Challenge: Find the lines that hold "circolare". Report only how many there are.

Dataset records:
——————————

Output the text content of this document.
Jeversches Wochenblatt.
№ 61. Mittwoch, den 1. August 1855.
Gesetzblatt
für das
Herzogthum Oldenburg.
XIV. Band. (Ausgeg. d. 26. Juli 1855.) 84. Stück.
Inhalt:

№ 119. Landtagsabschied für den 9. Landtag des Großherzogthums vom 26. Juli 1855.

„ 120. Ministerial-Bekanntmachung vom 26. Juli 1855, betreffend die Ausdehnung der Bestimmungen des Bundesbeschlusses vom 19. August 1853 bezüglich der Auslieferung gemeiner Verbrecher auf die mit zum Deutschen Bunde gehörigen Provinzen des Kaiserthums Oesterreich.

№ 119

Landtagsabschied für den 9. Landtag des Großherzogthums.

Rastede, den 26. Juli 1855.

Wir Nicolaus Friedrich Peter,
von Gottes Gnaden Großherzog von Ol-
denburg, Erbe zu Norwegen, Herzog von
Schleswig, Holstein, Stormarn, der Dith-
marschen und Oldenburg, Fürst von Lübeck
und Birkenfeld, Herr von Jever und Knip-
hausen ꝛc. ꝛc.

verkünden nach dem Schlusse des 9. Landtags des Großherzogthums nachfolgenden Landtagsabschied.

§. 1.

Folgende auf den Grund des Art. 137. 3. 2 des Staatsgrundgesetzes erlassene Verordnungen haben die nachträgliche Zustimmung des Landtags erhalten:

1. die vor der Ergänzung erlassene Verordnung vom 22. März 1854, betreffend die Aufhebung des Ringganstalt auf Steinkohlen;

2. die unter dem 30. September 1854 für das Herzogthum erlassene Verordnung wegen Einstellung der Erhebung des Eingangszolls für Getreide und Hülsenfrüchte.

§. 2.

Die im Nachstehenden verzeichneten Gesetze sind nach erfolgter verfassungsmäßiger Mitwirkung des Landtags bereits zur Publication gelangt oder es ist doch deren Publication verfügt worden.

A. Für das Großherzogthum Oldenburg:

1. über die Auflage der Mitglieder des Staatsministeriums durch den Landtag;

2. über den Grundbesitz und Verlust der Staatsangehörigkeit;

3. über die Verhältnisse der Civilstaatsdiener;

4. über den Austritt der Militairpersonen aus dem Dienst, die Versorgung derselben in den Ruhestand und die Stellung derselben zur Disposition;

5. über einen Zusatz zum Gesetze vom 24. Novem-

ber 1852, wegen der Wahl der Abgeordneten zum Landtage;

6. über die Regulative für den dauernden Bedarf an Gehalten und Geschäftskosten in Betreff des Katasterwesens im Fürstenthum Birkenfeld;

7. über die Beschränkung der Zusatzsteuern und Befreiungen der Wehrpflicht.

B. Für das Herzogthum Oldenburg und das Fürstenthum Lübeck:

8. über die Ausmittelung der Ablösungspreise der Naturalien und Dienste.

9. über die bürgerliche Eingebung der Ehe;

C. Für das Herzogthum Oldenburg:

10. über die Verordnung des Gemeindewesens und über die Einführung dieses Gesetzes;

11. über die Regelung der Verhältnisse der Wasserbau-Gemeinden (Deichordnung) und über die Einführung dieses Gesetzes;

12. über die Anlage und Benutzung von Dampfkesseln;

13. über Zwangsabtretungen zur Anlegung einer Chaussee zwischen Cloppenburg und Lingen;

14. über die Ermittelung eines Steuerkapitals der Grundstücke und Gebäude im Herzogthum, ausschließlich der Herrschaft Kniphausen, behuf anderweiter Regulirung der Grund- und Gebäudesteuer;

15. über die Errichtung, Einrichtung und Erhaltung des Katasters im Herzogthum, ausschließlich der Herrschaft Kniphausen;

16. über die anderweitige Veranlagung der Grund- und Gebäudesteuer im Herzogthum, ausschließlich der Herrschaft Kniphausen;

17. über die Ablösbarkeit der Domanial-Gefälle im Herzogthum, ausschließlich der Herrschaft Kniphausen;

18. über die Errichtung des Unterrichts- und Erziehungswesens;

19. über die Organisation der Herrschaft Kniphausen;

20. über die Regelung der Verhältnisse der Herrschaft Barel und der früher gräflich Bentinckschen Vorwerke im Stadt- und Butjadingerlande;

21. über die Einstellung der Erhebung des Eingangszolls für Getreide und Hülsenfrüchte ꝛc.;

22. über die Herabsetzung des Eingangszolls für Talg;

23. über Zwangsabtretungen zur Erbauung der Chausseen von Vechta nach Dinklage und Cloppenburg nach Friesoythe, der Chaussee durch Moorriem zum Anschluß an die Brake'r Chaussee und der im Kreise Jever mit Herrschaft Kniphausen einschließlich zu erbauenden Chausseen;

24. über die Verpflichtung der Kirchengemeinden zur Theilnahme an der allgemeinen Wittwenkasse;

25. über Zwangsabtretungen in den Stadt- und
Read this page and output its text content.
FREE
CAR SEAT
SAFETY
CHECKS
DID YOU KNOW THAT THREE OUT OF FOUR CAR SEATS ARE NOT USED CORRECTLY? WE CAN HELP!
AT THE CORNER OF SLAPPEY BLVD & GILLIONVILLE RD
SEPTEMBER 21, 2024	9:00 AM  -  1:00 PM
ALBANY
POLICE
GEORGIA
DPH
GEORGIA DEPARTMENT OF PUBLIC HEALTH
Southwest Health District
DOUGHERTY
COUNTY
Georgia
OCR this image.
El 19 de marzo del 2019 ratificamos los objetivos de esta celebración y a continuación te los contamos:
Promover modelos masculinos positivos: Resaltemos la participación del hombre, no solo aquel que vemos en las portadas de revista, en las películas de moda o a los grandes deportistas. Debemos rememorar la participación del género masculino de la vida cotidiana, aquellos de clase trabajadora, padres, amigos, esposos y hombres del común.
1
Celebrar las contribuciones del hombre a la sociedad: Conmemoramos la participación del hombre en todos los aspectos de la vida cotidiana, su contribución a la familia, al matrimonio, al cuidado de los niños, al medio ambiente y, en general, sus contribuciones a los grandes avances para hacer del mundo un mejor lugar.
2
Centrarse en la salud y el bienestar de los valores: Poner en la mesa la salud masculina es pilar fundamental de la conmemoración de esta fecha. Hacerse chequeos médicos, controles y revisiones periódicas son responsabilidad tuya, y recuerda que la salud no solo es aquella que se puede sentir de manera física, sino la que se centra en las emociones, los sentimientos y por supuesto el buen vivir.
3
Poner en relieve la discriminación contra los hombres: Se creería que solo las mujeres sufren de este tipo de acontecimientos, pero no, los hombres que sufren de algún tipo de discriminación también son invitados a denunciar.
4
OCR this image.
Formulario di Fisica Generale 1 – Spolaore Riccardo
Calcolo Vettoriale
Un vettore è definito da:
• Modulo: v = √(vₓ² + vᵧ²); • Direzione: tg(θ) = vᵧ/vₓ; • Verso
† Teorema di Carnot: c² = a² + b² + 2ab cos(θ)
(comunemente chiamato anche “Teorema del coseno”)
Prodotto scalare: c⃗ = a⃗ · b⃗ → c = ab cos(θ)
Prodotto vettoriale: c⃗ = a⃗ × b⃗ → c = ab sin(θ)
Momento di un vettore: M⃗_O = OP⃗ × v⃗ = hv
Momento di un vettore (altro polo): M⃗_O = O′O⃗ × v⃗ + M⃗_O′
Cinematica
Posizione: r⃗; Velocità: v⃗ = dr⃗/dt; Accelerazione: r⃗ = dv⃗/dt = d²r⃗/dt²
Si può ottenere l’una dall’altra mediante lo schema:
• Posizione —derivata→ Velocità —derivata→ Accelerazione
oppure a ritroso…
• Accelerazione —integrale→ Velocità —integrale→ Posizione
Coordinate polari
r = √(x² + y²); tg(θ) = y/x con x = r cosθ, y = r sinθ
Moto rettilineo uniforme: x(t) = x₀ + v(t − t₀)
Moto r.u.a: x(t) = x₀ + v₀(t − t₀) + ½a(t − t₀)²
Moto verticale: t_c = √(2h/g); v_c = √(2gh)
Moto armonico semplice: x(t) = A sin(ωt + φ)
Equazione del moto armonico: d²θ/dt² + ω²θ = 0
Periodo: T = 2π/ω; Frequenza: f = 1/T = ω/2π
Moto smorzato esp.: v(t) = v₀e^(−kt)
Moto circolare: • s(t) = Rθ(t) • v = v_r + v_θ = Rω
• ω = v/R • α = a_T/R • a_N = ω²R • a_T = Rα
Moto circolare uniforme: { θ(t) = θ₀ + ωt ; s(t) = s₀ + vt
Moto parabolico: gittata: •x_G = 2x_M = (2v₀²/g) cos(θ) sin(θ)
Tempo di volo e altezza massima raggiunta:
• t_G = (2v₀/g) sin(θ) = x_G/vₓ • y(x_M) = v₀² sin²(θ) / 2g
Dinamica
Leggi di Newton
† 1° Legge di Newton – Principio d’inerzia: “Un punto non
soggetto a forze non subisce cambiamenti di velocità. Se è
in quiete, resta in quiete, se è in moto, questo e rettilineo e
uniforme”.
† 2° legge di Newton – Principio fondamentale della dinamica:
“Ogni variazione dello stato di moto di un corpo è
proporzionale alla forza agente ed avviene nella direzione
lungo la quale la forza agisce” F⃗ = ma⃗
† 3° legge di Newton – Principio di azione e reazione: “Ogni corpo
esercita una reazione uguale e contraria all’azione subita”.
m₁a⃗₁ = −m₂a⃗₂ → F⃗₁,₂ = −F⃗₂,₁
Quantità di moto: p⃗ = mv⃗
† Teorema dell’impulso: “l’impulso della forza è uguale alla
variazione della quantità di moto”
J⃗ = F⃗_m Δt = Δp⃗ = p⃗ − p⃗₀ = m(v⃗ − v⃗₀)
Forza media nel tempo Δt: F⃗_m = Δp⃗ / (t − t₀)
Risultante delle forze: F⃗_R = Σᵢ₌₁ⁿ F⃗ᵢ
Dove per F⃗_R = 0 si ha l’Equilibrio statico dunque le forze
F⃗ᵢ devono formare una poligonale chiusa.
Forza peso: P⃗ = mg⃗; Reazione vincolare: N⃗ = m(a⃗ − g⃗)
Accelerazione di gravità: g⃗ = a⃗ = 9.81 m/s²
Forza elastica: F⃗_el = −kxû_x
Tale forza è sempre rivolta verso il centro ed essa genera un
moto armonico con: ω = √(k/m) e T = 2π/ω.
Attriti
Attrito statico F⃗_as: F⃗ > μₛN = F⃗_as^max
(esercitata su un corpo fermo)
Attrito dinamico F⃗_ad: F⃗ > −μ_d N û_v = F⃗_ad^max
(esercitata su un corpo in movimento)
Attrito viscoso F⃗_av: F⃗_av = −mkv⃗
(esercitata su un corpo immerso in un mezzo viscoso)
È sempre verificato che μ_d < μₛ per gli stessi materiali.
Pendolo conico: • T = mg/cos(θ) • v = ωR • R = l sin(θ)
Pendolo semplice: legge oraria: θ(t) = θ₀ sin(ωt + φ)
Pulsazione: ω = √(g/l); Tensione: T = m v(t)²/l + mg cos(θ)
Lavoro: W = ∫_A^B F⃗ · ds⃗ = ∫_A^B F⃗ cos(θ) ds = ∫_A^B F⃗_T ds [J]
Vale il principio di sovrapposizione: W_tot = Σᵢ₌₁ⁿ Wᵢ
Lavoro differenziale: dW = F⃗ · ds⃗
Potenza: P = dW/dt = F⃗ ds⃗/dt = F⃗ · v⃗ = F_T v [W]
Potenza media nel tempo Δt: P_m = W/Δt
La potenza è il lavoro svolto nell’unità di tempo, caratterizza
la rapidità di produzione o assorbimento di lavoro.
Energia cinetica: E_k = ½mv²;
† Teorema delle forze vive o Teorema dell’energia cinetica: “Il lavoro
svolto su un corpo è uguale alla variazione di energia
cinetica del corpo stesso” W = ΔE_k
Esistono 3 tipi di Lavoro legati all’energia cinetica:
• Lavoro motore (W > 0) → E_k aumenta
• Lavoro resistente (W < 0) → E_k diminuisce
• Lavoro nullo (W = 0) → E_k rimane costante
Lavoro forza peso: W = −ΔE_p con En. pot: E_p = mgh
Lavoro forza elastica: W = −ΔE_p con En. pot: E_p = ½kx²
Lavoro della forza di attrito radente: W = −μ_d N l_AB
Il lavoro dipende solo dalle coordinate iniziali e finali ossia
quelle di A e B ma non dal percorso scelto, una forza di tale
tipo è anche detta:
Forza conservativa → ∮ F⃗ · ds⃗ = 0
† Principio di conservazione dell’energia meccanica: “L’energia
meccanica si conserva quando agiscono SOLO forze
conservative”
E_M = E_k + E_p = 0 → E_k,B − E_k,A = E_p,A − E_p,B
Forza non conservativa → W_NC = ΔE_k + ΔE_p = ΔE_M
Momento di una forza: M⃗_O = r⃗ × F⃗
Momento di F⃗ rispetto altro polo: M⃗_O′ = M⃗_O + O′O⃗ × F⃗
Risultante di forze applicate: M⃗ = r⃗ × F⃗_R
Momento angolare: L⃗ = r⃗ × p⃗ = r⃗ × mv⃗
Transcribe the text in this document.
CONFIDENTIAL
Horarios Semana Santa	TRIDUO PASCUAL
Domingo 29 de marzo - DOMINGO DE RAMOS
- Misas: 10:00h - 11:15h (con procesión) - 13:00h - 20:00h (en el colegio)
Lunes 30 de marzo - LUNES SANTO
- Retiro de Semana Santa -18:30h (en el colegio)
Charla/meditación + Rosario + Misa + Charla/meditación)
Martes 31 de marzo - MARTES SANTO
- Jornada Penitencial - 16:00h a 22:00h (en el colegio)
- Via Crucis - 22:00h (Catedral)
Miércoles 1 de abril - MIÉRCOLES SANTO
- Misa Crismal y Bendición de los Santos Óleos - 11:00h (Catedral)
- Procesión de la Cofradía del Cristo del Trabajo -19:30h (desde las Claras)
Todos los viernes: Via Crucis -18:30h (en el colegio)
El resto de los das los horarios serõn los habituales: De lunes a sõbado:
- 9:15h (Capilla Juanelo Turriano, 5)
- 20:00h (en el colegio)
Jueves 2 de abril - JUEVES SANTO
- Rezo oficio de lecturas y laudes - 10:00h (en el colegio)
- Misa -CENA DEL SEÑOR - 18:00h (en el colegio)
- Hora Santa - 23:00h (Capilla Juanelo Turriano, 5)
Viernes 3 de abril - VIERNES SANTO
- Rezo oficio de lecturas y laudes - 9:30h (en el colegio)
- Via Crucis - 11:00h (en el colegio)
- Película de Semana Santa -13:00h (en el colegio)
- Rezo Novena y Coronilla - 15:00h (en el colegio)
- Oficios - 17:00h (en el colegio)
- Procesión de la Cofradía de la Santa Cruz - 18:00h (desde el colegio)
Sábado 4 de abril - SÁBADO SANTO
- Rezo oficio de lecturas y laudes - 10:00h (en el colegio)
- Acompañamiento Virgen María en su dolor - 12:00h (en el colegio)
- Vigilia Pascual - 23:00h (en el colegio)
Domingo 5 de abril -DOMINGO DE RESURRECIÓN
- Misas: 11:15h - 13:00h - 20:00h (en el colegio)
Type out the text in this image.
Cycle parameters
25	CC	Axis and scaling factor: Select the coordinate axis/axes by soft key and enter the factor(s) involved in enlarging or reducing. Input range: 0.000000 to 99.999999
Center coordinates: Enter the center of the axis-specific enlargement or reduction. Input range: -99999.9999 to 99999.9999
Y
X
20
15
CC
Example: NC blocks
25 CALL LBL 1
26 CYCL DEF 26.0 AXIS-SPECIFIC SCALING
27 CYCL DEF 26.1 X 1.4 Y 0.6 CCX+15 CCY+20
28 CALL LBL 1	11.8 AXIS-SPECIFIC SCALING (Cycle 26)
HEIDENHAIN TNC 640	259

——————————

Response to this task: 2